- _Instructions to follow_:
Search the data below for the string "label". Extract every line that contains it.

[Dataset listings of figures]
◇ ◇ ◇
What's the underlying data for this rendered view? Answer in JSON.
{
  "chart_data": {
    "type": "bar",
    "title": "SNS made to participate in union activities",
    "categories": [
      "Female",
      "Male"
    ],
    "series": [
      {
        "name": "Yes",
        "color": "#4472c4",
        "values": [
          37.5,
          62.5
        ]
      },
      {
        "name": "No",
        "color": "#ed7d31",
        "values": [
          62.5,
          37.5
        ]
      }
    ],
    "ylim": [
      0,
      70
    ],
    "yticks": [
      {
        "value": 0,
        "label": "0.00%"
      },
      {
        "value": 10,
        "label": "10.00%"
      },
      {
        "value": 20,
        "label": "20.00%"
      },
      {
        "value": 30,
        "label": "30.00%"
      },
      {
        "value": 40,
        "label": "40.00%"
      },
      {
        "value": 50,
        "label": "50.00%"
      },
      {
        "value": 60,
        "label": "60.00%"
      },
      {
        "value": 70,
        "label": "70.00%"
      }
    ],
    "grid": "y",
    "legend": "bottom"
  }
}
◇ ◇ ◇
- _Written answer_:
        "label": "0.00%"
        "label": "10.00%"
        "label": "20.00%"
        "label": "30.00%"
        "label": "40.00%"
        "label": "50.00%"
        "label": "60.00%"
        "label": "70.00%"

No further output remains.